[Your task] Check every line below for the word "DECIMAL" and show those that hold it.

+ + + + + + +

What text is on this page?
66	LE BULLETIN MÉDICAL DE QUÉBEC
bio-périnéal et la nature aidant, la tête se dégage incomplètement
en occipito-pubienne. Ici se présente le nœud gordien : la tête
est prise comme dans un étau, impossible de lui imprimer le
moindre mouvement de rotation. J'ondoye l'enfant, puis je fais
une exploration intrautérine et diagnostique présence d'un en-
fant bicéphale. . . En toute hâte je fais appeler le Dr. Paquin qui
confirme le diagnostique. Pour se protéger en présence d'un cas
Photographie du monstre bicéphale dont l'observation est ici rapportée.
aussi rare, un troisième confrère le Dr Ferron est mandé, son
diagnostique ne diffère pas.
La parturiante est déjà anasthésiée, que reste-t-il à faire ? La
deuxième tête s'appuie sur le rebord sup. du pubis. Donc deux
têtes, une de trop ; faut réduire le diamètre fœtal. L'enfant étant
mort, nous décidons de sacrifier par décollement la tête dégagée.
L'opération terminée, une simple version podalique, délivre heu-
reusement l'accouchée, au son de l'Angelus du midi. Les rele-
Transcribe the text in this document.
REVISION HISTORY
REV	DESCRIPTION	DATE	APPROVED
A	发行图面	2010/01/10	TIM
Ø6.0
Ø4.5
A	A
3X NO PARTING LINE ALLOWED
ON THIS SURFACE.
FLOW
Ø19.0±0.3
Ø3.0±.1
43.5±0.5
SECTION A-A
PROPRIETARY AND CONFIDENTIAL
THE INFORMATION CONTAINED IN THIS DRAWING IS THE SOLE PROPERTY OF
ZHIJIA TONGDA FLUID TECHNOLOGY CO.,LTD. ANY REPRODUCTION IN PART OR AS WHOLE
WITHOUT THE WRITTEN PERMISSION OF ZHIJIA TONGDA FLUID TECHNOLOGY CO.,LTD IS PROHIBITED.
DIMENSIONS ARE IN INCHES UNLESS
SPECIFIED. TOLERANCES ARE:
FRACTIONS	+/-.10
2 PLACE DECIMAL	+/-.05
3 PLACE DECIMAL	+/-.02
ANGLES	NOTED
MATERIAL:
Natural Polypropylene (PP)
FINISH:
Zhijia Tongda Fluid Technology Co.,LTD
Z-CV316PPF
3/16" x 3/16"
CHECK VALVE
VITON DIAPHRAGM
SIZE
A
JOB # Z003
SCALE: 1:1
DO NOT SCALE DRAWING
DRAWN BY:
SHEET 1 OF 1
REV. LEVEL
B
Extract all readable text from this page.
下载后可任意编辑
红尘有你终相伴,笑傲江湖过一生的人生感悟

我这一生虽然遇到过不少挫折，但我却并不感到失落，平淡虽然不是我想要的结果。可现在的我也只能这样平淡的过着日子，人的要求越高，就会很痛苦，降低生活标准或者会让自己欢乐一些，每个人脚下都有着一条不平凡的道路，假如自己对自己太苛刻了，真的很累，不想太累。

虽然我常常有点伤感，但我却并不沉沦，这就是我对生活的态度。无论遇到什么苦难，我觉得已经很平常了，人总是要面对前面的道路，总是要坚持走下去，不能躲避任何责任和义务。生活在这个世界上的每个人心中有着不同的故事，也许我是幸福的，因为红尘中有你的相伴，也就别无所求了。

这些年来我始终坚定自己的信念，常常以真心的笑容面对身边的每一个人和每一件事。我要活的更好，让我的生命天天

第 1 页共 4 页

+ + + + + + +

[Response to the exercise]
2 PLACE DECIMAL	+/-.05
3 PLACE DECIMAL	+/-.02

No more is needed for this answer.